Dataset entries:
********************
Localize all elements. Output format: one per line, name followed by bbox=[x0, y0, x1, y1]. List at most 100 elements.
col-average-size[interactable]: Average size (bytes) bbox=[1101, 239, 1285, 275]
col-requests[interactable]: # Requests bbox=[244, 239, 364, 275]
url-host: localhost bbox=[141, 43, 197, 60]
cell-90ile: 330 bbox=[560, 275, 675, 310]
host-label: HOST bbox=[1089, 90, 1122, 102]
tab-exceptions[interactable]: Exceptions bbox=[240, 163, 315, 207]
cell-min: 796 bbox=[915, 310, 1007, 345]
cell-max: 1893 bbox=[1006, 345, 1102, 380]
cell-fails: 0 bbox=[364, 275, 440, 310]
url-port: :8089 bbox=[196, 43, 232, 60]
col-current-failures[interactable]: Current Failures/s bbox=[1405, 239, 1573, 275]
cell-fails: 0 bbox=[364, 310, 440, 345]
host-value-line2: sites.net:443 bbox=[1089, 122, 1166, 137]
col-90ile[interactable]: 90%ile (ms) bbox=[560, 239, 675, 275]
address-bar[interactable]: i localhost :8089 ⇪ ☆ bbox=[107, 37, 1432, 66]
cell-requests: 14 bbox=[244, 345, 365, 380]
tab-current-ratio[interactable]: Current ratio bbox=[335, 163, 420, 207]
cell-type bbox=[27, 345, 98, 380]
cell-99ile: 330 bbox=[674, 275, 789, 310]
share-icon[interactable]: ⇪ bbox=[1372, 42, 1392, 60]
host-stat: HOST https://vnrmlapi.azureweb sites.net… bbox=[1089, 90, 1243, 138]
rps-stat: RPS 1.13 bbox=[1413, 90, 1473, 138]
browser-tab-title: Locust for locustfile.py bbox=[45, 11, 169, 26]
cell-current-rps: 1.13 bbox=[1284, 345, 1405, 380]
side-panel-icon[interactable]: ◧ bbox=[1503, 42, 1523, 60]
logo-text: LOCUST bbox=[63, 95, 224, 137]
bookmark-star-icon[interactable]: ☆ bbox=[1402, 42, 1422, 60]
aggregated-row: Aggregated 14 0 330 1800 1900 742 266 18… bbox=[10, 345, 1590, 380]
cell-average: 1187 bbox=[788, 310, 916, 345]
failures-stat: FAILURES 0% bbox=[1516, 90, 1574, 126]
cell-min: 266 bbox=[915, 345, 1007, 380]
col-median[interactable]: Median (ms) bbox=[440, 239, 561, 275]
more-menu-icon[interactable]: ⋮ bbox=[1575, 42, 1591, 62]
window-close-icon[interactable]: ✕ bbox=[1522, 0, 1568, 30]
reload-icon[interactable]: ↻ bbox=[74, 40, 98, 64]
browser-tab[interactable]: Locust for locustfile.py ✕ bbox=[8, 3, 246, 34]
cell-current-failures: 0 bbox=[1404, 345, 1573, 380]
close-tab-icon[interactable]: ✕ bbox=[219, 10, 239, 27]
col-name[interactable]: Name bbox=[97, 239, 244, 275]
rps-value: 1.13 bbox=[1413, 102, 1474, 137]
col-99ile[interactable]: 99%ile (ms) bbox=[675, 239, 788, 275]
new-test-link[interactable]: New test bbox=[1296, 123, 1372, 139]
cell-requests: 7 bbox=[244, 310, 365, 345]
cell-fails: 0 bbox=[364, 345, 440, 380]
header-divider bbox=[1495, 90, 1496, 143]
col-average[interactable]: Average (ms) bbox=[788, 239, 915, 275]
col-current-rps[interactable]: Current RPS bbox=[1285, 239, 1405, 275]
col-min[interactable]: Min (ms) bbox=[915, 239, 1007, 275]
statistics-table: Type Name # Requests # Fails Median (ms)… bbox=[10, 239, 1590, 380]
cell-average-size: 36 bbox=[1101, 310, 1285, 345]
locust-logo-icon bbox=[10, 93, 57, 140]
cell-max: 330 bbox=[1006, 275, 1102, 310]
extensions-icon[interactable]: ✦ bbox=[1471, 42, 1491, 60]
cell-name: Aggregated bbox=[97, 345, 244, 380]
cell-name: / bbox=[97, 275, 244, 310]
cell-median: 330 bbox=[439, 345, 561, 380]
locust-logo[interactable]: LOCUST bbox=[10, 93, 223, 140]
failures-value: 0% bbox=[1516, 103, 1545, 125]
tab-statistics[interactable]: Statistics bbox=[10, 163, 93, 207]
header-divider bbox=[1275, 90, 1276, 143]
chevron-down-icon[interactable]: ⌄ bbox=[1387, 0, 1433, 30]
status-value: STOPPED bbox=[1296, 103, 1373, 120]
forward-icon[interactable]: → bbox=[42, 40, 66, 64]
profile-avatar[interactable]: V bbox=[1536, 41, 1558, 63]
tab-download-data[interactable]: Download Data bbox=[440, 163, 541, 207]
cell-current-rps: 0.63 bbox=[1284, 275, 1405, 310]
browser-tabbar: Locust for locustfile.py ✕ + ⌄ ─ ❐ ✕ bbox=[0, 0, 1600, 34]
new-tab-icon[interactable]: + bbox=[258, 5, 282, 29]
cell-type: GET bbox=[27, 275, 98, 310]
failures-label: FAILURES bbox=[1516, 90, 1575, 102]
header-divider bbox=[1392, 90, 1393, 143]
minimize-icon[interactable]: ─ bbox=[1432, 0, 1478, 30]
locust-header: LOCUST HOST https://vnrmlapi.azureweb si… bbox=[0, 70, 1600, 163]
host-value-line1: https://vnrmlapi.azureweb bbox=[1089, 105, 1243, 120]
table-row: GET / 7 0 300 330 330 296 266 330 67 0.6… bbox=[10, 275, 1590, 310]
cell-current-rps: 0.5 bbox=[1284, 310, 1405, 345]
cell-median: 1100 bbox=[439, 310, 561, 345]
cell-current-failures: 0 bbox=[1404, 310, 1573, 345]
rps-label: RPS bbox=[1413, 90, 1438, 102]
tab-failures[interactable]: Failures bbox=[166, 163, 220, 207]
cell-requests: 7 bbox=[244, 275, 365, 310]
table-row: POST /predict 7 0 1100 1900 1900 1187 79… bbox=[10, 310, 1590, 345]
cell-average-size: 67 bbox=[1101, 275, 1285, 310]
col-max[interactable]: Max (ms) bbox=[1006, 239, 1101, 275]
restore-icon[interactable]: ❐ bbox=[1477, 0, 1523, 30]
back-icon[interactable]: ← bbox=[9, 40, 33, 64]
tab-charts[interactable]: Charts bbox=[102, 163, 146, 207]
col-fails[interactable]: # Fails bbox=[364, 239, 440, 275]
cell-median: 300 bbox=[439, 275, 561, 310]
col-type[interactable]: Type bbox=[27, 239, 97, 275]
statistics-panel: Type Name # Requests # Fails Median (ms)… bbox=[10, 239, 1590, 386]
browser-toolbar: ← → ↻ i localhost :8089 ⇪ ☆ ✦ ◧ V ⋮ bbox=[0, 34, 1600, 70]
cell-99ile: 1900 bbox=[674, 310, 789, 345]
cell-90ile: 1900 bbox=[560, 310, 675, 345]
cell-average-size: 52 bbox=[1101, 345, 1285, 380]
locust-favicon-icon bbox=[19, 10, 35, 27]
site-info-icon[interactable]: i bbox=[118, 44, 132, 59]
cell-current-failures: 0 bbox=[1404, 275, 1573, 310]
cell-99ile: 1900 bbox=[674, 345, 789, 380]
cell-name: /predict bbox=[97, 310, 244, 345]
********************
SET EXERCISE >> Copy out all of the lines of the records above verbatim.

RESULT >>
Localize all elements. Output format: one per line, name followed by bbox=[x0, y0, x1, y1]. List at most 100 elements.
col-average-size[interactable]: Average size (bytes) bbox=[1101, 239, 1285, 275]
col-requests[interactable]: # Requests bbox=[244, 239, 364, 275]
url-host: localhost bbox=[141, 43, 197, 60]
cell-90ile: 330 bbox=[560, 275, 675, 310]
host-label: HOST bbox=[1089, 90, 1122, 102]
tab-exceptions[interactable]: Exceptions bbox=[240, 163, 315, 207]
cell-min: 796 bbox=[915, 310, 1007, 345]
cell-max: 1893 bbox=[1006, 345, 1102, 380]
cell-fails: 0 bbox=[364, 275, 440, 310]
url-port: :8089 bbox=[196, 43, 232, 60]
col-current-failures[interactable]: Current Failures/s bbox=[1405, 239, 1573, 275]
cell-fails: 0 bbox=[364, 310, 440, 345]
host-value-line2: sites.net:443 bbox=[1089, 122, 1166, 137]
col-90ile[interactable]: 90%ile (ms) bbox=[560, 239, 675, 275]
address-bar[interactable]: i localhost :8089 ⇪ ☆ bbox=[107, 37, 1432, 66]
cell-requests: 14 bbox=[244, 345, 365, 380]
tab-current-ratio[interactable]: Current ratio bbox=[335, 163, 420, 207]
cell-type bbox=[27, 345, 98, 380]
cell-99ile: 330 bbox=[674, 275, 789, 310]
share-icon[interactable]: ⇪ bbox=[1372, 42, 1392, 60]
host-stat: HOST https://vnrmlapi.azureweb sites.net… bbox=[1089, 90, 1243, 138]
rps-stat: RPS 1.13 bbox=[1413, 90, 1473, 138]
browser-tab-title: Locust for locustfile.py bbox=[45, 11, 169, 26]
cell-current-rps: 1.13 bbox=[1284, 345, 1405, 380]
side-panel-icon[interactable]: ◧ bbox=[1503, 42, 1523, 60]
logo-text: LOCUST bbox=[63, 95, 224, 137]
bookmark-star-icon[interactable]: ☆ bbox=[1402, 42, 1422, 60]
aggregated-row: Aggregated 14 0 330 1800 1900 742 266 18… bbox=[10, 345, 1590, 380]
cell-average: 1187 bbox=[788, 310, 916, 345]
failures-stat: FAILURES 0% bbox=[1516, 90, 1574, 126]
cell-min: 266 bbox=[915, 345, 1007, 380]
col-median[interactable]: Median (ms) bbox=[440, 239, 561, 275]
more-menu-icon[interactable]: ⋮ bbox=[1575, 42, 1591, 62]
window-close-icon[interactable]: ✕ bbox=[1522, 0, 1568, 30]
reload-icon[interactable]: ↻ bbox=[74, 40, 98, 64]
browser-tab[interactable]: Locust for locustfile.py ✕ bbox=[8, 3, 246, 34]
cell-current-failures: 0 bbox=[1404, 345, 1573, 380]
close-tab-icon[interactable]: ✕ bbox=[219, 10, 239, 27]
col-name[interactable]: Name bbox=[97, 239, 244, 275]
rps-value: 1.13 bbox=[1413, 102, 1474, 137]
col-99ile[interactable]: 99%ile (ms) bbox=[675, 239, 788, 275]
new-test-link[interactable]: New test bbox=[1296, 123, 1372, 139]
cell-requests: 7 bbox=[244, 310, 365, 345]
cell-fails: 0 bbox=[364, 345, 440, 380]
header-divider bbox=[1495, 90, 1496, 143]
col-average[interactable]: Average (ms) bbox=[788, 239, 915, 275]
col-current-rps[interactable]: Current RPS bbox=[1285, 239, 1405, 275]
col-min[interactable]: Min (ms) bbox=[915, 239, 1007, 275]
statistics-table: Type Name # Requests # Fails Median (ms)… bbox=[10, 239, 1590, 380]
cell-average-size: 36 bbox=[1101, 310, 1285, 345]
locust-logo-icon bbox=[10, 93, 57, 140]
cell-max: 330 bbox=[1006, 275, 1102, 310]
extensions-icon[interactable]: ✦ bbox=[1471, 42, 1491, 60]
cell-name: Aggregated bbox=[97, 345, 244, 380]
cell-name: / bbox=[97, 275, 244, 310]
cell-median: 330 bbox=[439, 345, 561, 380]
locust-logo[interactable]: LOCUST bbox=[10, 93, 223, 140]
failures-value: 0% bbox=[1516, 103, 1545, 125]
tab-statistics[interactable]: Statistics bbox=[10, 163, 93, 207]
header-divider bbox=[1275, 90, 1276, 143]
chevron-down-icon[interactable]: ⌄ bbox=[1387, 0, 1433, 30]
status-value: STOPPED bbox=[1296, 103, 1373, 120]
forward-icon[interactable]: → bbox=[42, 40, 66, 64]
profile-avatar[interactable]: V bbox=[1536, 41, 1558, 63]
tab-download-data[interactable]: Download Data bbox=[440, 163, 541, 207]
cell-current-rps: 0.63 bbox=[1284, 275, 1405, 310]
browser-tabbar: Locust for locustfile.py ✕ + ⌄ ─ ❐ ✕ bbox=[0, 0, 1600, 34]
new-tab-icon[interactable]: + bbox=[258, 5, 282, 29]
cell-type: GET bbox=[27, 275, 98, 310]
failures-label: FAILURES bbox=[1516, 90, 1575, 102]
header-divider bbox=[1392, 90, 1393, 143]
minimize-icon[interactable]: ─ bbox=[1432, 0, 1478, 30]
locust-header: LOCUST HOST https://vnrmlapi.azureweb si… bbox=[0, 70, 1600, 163]
host-value-line1: https://vnrmlapi.azureweb bbox=[1089, 105, 1243, 120]
table-row: GET / 7 0 300 330 330 296 266 330 67 0.6… bbox=[10, 275, 1590, 310]
cell-current-rps: 0.5 bbox=[1284, 310, 1405, 345]
cell-median: 1100 bbox=[439, 310, 561, 345]
cell-current-failures: 0 bbox=[1404, 310, 1573, 345]
rps-label: RPS bbox=[1413, 90, 1438, 102]
tab-failures[interactable]: Failures bbox=[166, 163, 220, 207]
cell-requests: 7 bbox=[244, 275, 365, 310]
table-row: POST /predict 7 0 1100 1900 1900 1187 79… bbox=[10, 310, 1590, 345]
cell-average-size: 67 bbox=[1101, 275, 1285, 310]
col-max[interactable]: Max (ms) bbox=[1006, 239, 1101, 275]
restore-icon[interactable]: ❐ bbox=[1477, 0, 1523, 30]
back-icon[interactable]: ← bbox=[9, 40, 33, 64]
tab-charts[interactable]: Charts bbox=[102, 163, 146, 207]
col-fails[interactable]: # Fails bbox=[364, 239, 440, 275]
cell-median: 300 bbox=[439, 275, 561, 310]
col-type[interactable]: Type bbox=[27, 239, 97, 275]
statistics-panel: Type Name # Requests # Fails Median (ms)… bbox=[10, 239, 1590, 386]
browser-toolbar: ← → ↻ i localhost :8089 ⇪ ☆ ✦ ◧ V ⋮ bbox=[0, 34, 1600, 70]
cell-99ile: 1900 bbox=[674, 310, 789, 345]
cell-90ile: 1900 bbox=[560, 310, 675, 345]
cell-average-size: 52 bbox=[1101, 345, 1285, 380]
locust-favicon-icon bbox=[19, 10, 35, 27]
site-info-icon[interactable]: i bbox=[118, 44, 132, 59]
cell-current-failures: 0 bbox=[1404, 275, 1573, 310]
cell-99ile: 1900 bbox=[674, 345, 789, 380]
cell-name: /predict bbox=[97, 310, 244, 345]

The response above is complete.